- **Task directions**: Can you find the lines of the listing that include "this" and copy every one?

▬▬▬

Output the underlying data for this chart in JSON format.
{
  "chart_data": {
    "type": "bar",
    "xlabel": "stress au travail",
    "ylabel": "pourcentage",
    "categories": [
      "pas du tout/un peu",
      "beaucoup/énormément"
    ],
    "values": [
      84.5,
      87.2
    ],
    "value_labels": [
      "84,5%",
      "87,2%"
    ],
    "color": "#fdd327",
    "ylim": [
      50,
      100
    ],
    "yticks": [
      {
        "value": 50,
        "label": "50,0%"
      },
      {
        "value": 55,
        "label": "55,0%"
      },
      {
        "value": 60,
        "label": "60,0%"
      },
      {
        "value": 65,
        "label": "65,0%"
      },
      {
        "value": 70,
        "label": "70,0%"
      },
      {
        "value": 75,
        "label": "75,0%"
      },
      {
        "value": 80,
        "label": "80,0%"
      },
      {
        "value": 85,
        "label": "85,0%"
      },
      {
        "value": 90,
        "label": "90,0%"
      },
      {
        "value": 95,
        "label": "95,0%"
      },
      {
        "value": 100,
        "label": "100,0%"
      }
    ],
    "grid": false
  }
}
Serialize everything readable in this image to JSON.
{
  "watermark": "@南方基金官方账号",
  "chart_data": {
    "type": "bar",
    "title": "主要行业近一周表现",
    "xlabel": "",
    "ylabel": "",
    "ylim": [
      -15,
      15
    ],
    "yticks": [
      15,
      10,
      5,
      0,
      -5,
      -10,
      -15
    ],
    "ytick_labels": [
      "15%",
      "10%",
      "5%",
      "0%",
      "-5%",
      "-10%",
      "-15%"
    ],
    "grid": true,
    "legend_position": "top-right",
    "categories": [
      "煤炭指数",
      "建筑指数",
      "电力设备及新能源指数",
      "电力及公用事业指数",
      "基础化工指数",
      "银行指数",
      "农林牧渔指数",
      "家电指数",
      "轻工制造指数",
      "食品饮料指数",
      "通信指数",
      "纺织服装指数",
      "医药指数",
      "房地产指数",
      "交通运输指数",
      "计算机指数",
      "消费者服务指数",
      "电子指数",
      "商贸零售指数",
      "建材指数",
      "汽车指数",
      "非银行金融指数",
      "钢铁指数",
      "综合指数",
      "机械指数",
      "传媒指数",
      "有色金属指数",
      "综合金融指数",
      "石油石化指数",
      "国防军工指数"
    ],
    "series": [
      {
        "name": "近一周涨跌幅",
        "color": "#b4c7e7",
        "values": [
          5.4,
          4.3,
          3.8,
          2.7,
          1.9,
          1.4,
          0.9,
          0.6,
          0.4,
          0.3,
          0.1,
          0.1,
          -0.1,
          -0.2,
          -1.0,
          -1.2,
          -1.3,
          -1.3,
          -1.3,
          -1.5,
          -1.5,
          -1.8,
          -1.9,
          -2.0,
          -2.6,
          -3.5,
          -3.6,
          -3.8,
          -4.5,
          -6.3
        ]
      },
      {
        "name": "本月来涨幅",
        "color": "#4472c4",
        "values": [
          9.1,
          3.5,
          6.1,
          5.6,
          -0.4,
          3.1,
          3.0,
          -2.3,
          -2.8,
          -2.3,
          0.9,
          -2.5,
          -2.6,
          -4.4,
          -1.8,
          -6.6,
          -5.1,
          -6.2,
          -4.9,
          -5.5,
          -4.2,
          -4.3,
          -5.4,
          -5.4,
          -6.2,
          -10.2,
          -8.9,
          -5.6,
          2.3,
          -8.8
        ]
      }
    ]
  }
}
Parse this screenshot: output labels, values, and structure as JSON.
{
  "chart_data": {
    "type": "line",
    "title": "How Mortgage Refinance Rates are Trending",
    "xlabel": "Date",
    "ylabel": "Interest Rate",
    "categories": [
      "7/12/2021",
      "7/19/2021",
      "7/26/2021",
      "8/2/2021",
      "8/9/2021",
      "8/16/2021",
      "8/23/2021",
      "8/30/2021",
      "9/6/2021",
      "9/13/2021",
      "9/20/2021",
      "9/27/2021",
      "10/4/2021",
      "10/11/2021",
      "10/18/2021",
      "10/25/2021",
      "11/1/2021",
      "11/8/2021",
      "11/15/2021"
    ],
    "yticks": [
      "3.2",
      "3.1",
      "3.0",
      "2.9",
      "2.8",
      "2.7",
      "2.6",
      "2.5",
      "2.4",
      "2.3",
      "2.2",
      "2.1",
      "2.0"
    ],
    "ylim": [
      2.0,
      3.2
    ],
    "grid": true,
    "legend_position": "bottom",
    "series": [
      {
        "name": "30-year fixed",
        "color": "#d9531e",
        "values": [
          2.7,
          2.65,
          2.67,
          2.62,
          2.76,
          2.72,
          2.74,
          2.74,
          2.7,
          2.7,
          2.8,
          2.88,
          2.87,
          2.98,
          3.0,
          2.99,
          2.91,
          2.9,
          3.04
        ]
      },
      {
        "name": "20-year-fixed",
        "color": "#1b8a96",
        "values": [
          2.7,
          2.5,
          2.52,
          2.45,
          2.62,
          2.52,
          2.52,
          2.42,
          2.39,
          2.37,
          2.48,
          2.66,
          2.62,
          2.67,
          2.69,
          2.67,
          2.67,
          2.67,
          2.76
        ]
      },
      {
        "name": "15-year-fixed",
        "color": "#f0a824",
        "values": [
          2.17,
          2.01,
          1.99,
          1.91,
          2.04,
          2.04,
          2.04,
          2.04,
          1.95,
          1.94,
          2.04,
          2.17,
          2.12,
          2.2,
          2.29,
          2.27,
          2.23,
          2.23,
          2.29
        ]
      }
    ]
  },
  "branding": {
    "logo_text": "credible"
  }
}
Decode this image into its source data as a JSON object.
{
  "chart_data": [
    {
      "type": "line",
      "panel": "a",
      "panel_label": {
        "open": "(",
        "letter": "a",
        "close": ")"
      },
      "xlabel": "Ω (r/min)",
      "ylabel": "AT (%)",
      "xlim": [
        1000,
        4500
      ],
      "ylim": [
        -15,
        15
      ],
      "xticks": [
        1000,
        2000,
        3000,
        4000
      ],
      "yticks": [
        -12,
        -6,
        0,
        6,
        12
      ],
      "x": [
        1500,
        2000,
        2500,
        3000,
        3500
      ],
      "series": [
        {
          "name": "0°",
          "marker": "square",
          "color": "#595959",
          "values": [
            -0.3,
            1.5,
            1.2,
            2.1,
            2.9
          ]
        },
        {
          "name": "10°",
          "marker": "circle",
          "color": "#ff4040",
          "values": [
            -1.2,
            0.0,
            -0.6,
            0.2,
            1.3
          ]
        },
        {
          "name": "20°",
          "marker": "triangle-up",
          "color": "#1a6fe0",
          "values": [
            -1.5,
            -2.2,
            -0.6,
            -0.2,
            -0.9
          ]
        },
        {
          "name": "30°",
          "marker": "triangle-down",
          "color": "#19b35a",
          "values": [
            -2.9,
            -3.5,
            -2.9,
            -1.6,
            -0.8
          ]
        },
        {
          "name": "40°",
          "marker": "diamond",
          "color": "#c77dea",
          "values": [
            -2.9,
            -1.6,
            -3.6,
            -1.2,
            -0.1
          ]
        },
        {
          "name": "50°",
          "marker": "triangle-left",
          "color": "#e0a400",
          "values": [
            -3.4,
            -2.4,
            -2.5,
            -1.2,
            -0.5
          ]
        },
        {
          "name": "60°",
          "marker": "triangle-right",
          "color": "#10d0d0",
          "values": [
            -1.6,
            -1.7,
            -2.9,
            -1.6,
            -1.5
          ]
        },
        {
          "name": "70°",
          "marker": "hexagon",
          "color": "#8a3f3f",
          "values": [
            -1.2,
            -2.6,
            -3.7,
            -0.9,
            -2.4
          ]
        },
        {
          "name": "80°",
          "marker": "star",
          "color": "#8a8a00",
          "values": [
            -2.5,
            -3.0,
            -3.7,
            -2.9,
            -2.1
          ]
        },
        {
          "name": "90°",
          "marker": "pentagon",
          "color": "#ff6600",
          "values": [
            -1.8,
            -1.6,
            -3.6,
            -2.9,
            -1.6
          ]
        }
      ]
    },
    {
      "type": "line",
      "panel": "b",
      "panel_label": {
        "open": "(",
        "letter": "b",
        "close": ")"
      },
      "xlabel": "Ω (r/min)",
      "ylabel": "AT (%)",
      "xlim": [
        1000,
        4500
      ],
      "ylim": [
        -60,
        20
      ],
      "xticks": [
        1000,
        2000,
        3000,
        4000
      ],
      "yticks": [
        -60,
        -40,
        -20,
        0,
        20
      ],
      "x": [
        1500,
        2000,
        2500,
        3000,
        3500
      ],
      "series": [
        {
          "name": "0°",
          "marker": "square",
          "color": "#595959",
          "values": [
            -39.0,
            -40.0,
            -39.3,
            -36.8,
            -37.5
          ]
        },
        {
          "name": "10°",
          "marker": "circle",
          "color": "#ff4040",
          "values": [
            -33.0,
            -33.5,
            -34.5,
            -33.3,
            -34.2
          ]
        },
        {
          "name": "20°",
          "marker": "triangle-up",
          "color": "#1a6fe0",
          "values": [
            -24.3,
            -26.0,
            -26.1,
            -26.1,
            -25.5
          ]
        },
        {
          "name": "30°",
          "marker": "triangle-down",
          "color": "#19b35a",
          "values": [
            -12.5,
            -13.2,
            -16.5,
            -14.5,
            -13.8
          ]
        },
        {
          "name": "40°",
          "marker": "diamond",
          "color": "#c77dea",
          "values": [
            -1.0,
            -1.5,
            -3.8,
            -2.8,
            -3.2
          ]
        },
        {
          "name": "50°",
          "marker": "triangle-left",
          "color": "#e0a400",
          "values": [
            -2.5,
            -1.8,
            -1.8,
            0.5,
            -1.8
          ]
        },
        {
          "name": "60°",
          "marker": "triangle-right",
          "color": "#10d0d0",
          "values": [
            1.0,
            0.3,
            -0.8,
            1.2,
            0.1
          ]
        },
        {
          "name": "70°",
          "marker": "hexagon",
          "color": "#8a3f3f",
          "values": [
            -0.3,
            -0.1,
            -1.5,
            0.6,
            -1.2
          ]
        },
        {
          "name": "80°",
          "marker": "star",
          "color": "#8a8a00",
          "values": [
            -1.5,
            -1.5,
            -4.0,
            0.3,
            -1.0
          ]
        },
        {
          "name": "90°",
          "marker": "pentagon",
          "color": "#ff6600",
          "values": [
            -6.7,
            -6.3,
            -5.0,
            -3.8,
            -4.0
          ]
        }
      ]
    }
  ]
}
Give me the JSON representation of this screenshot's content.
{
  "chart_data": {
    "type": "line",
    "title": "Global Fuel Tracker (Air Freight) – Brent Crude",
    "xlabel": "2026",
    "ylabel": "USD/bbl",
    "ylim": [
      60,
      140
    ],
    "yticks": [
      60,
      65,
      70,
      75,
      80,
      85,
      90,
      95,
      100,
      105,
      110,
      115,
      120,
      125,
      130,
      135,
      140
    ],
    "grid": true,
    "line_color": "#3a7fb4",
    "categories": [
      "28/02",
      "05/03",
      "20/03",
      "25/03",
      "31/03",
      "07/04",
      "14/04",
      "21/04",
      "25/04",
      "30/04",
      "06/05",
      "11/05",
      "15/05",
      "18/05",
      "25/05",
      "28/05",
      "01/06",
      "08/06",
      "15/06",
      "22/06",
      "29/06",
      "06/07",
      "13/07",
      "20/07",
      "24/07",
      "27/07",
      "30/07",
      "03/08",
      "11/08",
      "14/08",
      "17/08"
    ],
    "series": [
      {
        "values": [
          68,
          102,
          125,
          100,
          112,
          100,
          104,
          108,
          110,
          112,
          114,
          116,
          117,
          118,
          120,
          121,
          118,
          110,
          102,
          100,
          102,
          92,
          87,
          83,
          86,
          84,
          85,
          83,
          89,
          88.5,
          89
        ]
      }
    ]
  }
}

▬▬▬

- **Correct answer**:
Output the underlying data for this chart in JSON format.
Serialize everything readable in this image to JSON.
Parse this screenshot: output labels, values, and structure as JSON.
Decode this image into its source data as a JSON object.
Give me the JSON representation of this screenshot's content.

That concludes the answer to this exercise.